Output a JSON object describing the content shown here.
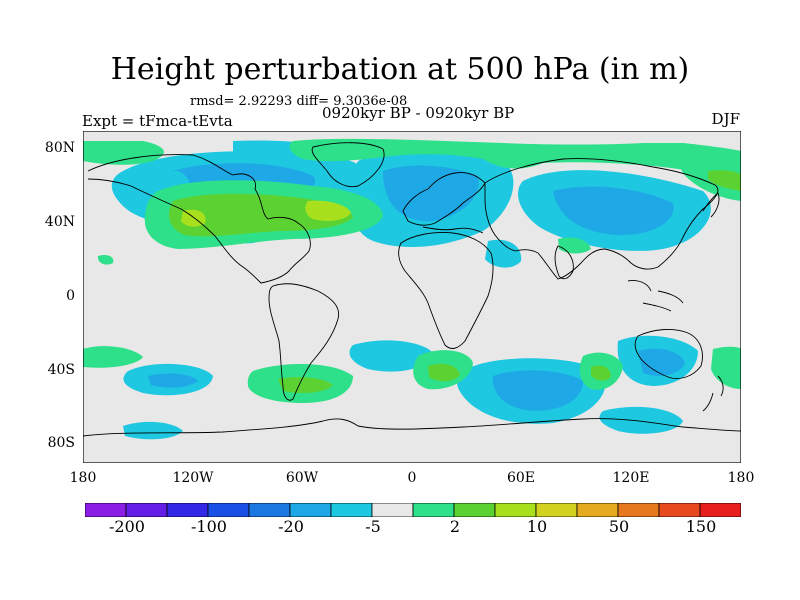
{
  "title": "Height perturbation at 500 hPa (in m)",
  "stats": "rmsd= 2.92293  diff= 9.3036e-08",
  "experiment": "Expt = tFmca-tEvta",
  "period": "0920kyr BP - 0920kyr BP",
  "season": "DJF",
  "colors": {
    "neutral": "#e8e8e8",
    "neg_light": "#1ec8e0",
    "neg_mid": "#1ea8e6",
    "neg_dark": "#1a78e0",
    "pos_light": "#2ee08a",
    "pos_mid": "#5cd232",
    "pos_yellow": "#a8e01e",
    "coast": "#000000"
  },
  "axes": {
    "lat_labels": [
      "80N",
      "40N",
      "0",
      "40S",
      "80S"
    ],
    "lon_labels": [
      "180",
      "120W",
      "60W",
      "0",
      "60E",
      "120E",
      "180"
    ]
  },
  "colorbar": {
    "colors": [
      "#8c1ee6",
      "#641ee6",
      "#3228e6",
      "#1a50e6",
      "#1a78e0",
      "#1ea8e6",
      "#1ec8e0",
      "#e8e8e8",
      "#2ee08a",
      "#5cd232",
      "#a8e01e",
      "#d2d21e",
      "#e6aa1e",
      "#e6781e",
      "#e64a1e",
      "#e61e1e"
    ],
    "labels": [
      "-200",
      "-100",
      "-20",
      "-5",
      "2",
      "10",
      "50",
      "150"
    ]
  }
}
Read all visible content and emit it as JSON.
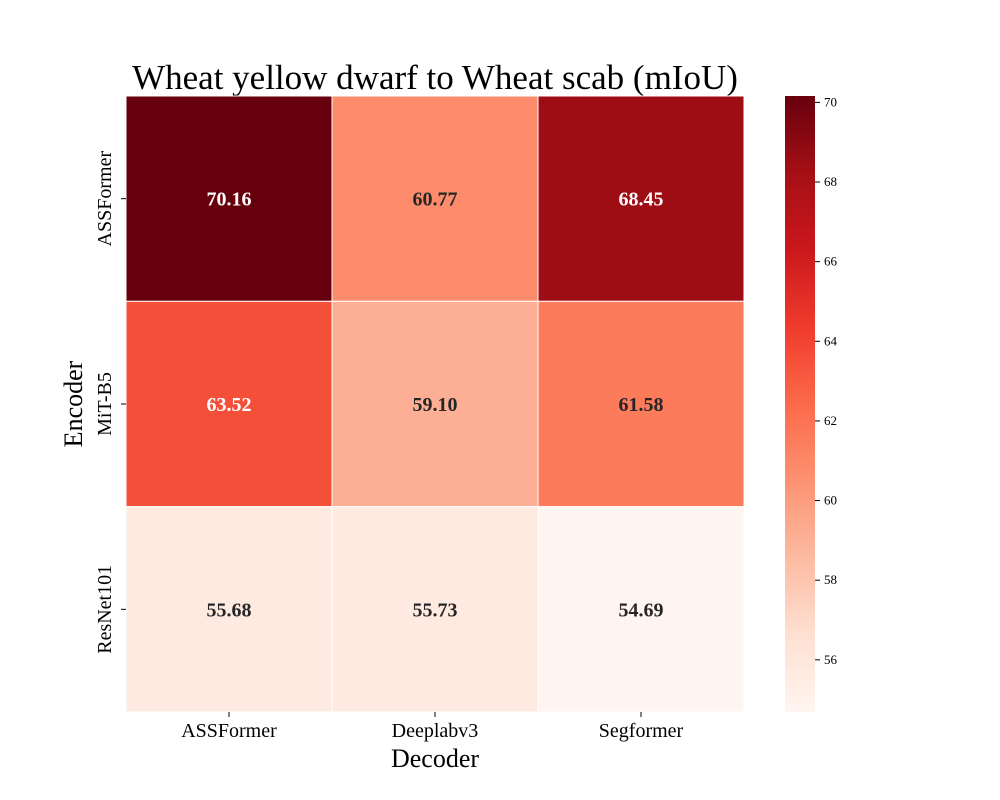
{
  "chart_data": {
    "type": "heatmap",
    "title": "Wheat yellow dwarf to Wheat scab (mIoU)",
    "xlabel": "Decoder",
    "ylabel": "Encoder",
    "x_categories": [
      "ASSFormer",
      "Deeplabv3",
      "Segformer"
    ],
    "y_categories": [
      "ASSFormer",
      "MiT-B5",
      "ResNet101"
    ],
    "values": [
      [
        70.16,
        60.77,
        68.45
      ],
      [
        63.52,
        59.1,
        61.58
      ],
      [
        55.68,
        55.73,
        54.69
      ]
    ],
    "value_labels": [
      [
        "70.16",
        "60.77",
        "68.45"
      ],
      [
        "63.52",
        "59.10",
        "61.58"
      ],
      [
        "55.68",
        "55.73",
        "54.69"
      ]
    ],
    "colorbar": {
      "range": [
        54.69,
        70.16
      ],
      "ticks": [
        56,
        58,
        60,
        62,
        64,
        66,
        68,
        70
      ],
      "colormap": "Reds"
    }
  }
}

=-=-=-=-=

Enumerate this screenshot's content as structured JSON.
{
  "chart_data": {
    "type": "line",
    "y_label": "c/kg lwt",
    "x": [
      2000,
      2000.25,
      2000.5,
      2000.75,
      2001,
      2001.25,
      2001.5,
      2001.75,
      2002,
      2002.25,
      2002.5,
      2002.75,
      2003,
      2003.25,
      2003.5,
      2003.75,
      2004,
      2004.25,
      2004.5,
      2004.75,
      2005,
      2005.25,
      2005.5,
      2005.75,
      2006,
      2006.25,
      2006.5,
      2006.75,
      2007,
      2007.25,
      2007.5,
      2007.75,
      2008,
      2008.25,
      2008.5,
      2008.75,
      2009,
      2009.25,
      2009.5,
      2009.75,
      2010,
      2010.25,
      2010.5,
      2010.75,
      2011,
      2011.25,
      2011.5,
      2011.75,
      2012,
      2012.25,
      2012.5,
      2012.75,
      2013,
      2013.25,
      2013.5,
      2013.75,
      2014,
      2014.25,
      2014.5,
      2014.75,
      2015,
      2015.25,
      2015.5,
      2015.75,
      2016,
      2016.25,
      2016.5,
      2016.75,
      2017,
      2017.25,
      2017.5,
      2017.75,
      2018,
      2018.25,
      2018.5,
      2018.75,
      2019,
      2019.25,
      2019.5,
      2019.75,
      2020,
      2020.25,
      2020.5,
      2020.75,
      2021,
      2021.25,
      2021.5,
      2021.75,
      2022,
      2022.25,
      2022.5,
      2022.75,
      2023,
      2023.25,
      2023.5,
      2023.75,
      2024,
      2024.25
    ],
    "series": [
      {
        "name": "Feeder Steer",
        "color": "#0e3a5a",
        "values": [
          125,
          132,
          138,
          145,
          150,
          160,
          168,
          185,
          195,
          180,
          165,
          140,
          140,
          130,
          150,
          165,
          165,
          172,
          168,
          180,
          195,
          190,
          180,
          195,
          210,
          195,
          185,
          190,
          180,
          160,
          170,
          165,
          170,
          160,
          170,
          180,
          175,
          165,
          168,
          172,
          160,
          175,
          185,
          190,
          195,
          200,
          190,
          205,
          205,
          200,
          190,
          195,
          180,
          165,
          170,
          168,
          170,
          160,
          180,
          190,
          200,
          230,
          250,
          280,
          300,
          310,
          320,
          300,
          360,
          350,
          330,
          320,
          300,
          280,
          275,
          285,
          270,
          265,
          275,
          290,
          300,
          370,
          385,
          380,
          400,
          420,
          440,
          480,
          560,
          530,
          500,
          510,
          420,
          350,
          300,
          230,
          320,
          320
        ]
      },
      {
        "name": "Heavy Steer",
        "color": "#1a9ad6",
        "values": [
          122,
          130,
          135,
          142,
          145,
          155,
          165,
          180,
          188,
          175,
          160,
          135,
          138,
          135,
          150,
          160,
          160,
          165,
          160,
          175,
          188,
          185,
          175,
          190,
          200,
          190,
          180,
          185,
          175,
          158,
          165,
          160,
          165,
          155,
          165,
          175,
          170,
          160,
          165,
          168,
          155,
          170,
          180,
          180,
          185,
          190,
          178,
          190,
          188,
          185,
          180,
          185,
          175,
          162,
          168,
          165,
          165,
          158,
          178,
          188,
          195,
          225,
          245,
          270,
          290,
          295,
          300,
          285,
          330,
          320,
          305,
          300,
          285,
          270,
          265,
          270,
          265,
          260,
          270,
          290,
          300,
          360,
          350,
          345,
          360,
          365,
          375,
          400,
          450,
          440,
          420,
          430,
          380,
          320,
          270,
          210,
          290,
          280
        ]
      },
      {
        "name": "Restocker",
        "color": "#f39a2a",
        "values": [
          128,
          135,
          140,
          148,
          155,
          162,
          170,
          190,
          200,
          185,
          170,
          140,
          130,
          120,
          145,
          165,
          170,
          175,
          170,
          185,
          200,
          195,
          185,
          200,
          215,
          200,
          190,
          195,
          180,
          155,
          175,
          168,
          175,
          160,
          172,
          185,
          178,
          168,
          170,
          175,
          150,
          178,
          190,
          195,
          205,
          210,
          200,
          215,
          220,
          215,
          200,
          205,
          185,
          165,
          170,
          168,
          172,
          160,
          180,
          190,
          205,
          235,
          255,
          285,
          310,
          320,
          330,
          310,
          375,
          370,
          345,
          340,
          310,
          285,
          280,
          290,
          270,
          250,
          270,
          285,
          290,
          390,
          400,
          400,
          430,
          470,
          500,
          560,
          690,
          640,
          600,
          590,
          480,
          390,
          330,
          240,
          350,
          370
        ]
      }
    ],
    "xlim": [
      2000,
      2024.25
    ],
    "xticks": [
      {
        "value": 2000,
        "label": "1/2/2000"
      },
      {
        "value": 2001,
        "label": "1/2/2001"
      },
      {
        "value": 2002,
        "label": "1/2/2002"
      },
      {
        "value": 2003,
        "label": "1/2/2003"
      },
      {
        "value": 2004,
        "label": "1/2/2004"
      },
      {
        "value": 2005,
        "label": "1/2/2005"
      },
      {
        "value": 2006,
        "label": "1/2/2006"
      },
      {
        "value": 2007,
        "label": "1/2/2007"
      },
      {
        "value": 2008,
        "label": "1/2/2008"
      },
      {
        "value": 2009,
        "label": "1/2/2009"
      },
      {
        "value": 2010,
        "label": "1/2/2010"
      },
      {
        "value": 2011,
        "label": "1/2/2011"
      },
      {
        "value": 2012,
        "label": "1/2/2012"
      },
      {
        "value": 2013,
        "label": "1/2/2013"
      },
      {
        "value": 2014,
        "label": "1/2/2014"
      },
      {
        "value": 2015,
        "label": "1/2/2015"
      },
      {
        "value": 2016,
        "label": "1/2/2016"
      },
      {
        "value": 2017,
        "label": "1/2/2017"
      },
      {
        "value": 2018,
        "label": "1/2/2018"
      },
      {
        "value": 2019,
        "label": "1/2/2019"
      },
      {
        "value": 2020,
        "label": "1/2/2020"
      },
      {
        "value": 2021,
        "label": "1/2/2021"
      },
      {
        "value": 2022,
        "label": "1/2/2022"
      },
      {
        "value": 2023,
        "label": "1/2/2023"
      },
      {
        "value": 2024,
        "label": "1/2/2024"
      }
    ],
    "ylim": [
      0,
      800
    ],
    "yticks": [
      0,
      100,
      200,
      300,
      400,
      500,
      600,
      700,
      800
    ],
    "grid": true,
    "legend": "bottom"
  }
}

=-=-=-=-=

- _What you have to do_
Copy out all lines that carry the word "content".

- _Response to this exercise_
Output a JSON object describing the content shown here.
Read all visible content and emit it as JSON.
Enumerate this screenshot's content as structured JSON.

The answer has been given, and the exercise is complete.